• **Data to process**:
========================

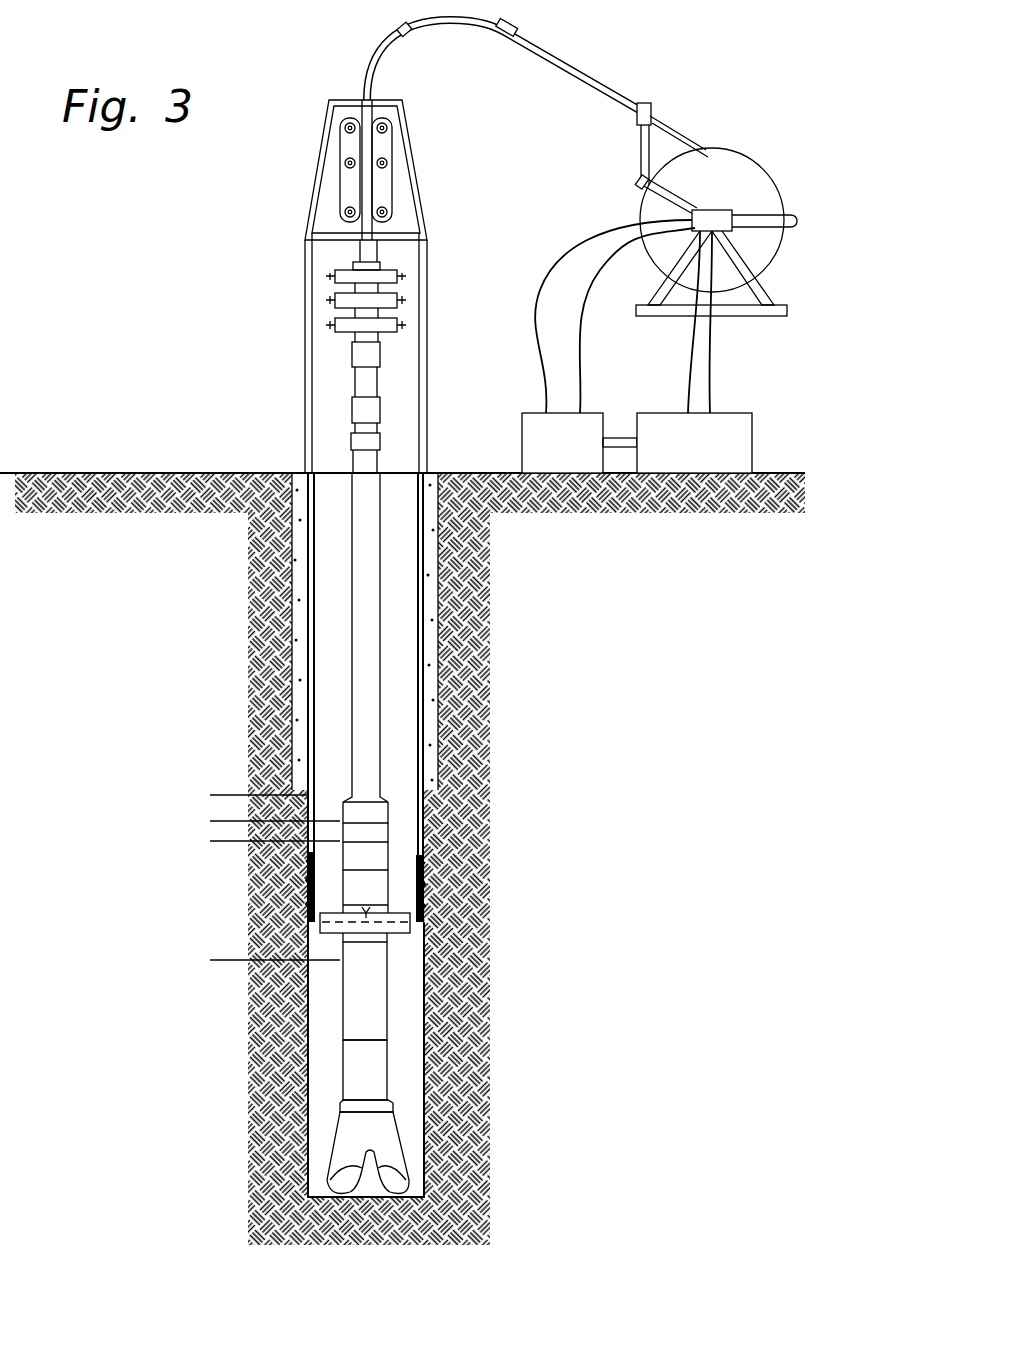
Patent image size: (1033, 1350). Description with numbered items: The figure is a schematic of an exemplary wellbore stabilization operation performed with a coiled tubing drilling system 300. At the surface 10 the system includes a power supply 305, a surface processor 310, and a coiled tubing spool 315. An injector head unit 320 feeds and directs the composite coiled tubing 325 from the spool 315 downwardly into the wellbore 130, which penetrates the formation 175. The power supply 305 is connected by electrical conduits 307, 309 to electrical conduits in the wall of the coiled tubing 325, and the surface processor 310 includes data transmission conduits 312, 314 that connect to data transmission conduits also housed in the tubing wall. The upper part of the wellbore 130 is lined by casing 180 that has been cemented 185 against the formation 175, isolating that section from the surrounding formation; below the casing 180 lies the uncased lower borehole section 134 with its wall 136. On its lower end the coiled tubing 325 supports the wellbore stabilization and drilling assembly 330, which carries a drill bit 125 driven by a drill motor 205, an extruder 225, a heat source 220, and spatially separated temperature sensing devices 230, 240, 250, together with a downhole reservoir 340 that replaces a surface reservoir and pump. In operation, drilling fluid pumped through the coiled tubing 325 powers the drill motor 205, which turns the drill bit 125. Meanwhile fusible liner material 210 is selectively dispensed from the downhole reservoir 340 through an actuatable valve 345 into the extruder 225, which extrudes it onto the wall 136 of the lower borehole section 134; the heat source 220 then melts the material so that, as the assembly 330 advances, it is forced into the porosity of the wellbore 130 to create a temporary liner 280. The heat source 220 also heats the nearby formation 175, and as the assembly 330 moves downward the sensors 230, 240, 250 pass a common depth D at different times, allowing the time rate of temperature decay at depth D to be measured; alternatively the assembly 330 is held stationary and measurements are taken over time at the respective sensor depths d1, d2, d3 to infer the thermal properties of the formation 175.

The coiled tubing drilling system 300 is at (712, 44).
The coiled tubing 325 is at (557, 62).
The injector head unit 320 is at (392, 152).
The coiled tubing spool 315 is at (760, 166).
The electrical conduit 307 is at (553, 260).
The electrical conduit 309 is at (580, 335).
The data transmission conduit 312 is at (688, 365).
The data transmission conduit 314 is at (716, 365).
The power supply 305 is at (522, 436).
The surface processor 310 is at (752, 437).
The surface 10 is at (75, 473).
The casing 180 is at (423, 658).
The cement 185 is at (432, 712).
The wellbore 130 is at (335, 690).
The wall of the lower borehole section 136 is at (425, 1097).
The lower borehole section 134 is at (408, 1130).
The formation 175 is at (646, 848).
The wellbore stabilization and drilling assembly 330 is at (388, 798).
The temperature sensing device 250 is at (380, 812).
The temporary liner 280 is at (380, 833).
The temperature sensing device 240 is at (380, 857).
The heat source 220 is at (380, 888).
The downhole reservoir 340 is at (390, 910).
The actuatable valve 345 is at (413, 929).
The fusible liner material 210 is at (312, 918).
The extruder 225 is at (366, 933).
The temperature sensing device 230 is at (377, 957).
The drill motor 205 is at (364, 1078).
The drill bit 125 is at (342, 1153).
The depth D is at (214, 795).
The depth d3 is at (212, 821).
The depth d2 is at (212, 841).
The depth d1 is at (212, 960).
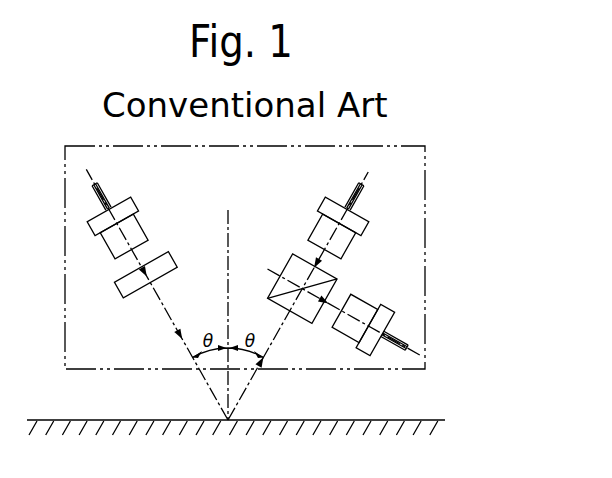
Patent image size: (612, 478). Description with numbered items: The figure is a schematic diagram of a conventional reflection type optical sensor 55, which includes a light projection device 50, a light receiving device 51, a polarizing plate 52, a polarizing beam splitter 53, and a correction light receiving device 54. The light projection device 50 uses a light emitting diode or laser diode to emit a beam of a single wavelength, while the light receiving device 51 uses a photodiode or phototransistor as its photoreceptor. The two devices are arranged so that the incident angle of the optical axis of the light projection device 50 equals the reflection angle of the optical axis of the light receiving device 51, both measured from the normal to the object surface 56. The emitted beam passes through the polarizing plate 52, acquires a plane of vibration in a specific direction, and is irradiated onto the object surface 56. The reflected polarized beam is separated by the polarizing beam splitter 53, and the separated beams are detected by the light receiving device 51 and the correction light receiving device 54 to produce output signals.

The light projection device 50 is at (137, 228).
The light receiving device 51 is at (322, 228).
The polarizing plate 52 is at (170, 260).
The polarizing beam splitter 53 is at (292, 262).
The correction light receiving device 54 is at (365, 300).
The reflection type optical sensor 55 is at (400, 145).
The object surface 56 is at (413, 420).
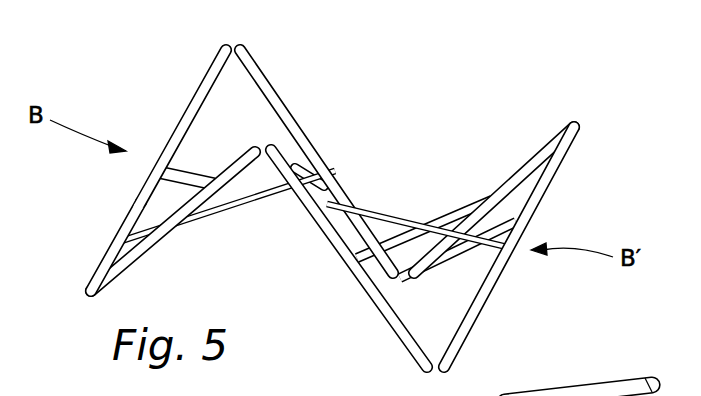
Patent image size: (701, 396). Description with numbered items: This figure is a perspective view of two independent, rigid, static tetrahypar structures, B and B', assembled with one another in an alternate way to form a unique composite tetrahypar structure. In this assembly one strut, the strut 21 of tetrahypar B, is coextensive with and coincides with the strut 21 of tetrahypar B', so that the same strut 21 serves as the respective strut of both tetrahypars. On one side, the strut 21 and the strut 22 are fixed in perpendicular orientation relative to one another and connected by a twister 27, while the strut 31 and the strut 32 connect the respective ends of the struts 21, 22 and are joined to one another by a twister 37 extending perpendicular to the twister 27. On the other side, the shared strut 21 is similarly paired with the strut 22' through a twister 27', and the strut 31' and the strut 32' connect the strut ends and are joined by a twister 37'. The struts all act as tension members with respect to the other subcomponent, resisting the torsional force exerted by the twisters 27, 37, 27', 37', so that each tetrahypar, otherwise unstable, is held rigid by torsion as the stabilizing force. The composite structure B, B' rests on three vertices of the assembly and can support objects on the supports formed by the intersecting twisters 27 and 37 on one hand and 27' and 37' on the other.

========================

• **Prompt**:
How many of the lines above contain the word "reflection"? Reply with the number alone.

• **Task response**:
2